═════ PROVIDED RECORDS

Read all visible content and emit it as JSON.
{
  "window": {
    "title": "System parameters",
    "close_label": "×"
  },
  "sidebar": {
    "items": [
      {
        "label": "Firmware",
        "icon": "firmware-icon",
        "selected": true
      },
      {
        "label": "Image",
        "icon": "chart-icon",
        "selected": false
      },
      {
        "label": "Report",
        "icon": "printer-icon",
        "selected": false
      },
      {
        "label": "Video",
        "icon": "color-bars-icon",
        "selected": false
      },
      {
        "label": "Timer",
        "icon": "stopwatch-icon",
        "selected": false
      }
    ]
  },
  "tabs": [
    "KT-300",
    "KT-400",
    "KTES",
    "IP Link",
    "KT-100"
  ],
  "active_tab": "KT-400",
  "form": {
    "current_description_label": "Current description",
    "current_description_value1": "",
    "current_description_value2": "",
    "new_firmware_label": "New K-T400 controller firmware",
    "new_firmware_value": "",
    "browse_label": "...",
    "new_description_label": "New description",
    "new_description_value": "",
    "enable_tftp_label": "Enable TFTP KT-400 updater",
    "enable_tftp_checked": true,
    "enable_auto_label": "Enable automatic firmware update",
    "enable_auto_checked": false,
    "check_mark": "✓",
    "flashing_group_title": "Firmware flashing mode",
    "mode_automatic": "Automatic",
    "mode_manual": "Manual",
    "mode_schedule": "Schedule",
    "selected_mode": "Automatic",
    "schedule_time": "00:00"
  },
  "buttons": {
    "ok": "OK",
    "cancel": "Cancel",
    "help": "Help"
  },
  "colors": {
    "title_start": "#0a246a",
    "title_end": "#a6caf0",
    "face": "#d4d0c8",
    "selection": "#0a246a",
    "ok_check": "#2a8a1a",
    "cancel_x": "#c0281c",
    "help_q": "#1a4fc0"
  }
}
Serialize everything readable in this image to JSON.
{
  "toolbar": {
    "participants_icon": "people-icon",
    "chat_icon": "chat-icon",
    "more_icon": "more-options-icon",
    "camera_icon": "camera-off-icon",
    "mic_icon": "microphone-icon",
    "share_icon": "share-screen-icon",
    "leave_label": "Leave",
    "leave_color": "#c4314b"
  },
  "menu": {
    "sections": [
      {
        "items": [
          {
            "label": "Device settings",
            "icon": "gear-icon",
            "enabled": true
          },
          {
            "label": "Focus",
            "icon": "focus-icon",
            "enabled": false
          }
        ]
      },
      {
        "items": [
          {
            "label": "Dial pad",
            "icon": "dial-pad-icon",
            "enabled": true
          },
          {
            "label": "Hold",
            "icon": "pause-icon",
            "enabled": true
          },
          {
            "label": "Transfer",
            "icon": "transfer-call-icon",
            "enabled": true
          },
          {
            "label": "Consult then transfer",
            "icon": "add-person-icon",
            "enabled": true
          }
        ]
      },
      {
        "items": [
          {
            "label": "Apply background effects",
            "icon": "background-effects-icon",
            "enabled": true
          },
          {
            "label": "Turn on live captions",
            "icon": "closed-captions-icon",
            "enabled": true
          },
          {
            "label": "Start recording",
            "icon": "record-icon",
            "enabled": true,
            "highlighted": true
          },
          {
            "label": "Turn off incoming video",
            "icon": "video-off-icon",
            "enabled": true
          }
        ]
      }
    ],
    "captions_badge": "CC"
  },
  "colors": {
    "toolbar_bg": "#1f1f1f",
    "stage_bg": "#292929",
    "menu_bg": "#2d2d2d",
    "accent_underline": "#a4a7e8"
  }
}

══════════

EXERCISE DESCRIPTION —
Your task is to repeat the data exactly; please include every line.

RESPONSE —
Read all visible content and emit it as JSON.
{
  "window": {
    "title": "System parameters",
    "close_label": "×"
  },
  "sidebar": {
    "items": [
      {
        "label": "Firmware",
        "icon": "firmware-icon",
        "selected": true
      },
      {
        "label": "Image",
        "icon": "chart-icon",
        "selected": false
      },
      {
        "label": "Report",
        "icon": "printer-icon",
        "selected": false
      },
      {
        "label": "Video",
        "icon": "color-bars-icon",
        "selected": false
      },
      {
        "label": "Timer",
        "icon": "stopwatch-icon",
        "selected": false
      }
    ]
  },
  "tabs": [
    "KT-300",
    "KT-400",
    "KTES",
    "IP Link",
    "KT-100"
  ],
  "active_tab": "KT-400",
  "form": {
    "current_description_label": "Current description",
    "current_description_value1": "",
    "current_description_value2": "",
    "new_firmware_label": "New K-T400 controller firmware",
    "new_firmware_value": "",
    "browse_label": "...",
    "new_description_label": "New description",
    "new_description_value": "",
    "enable_tftp_label": "Enable TFTP KT-400 updater",
    "enable_tftp_checked": true,
    "enable_auto_label": "Enable automatic firmware update",
    "enable_auto_checked": false,
    "check_mark": "✓",
    "flashing_group_title": "Firmware flashing mode",
    "mode_automatic": "Automatic",
    "mode_manual": "Manual",
    "mode_schedule": "Schedule",
    "selected_mode": "Automatic",
    "schedule_time": "00:00"
  },
  "buttons": {
    "ok": "OK",
    "cancel": "Cancel",
    "help": "Help"
  },
  "colors": {
    "title_start": "#0a246a",
    "title_end": "#a6caf0",
    "face": "#d4d0c8",
    "selection": "#0a246a",
    "ok_check": "#2a8a1a",
    "cancel_x": "#c0281c",
    "help_q": "#1a4fc0"
  }
}
Serialize everything readable in this image to JSON.
{
  "toolbar": {
    "participants_icon": "people-icon",
    "chat_icon": "chat-icon",
    "more_icon": "more-options-icon",
    "camera_icon": "camera-off-icon",
    "mic_icon": "microphone-icon",
    "share_icon": "share-screen-icon",
    "leave_label": "Leave",
    "leave_color": "#c4314b"
  },
  "menu": {
    "sections": [
      {
        "items": [
          {
            "label": "Device settings",
            "icon": "gear-icon",
            "enabled": true
          },
          {
            "label": "Focus",
            "icon": "focus-icon",
            "enabled": false
          }
        ]
      },
      {
        "items": [
          {
            "label": "Dial pad",
            "icon": "dial-pad-icon",
            "enabled": true
          },
          {
            "label": "Hold",
            "icon": "pause-icon",
            "enabled": true
          },
          {
            "label": "Transfer",
            "icon": "transfer-call-icon",
            "enabled": true
          },
          {
            "label": "Consult then transfer",
            "icon": "add-person-icon",
            "enabled": true
          }
        ]
      },
      {
        "items": [
          {
            "label": "Apply background effects",
            "icon": "background-effects-icon",
            "enabled": true
          },
          {
            "label": "Turn on live captions",
            "icon": "closed-captions-icon",
            "enabled": true
          },
          {
            "label": "Start recording",
            "icon": "record-icon",
            "enabled": true,
            "highlighted": true
          },
          {
            "label": "Turn off incoming video",
            "icon": "video-off-icon",
            "enabled": true
          }
        ]
      }
    ],
    "captions_badge": "CC"
  },
  "colors": {
    "toolbar_bg": "#1f1f1f",
    "stage_bg": "#292929",
    "menu_bg": "#2d2d2d",
    "accent_underline": "#a4a7e8"
  }
}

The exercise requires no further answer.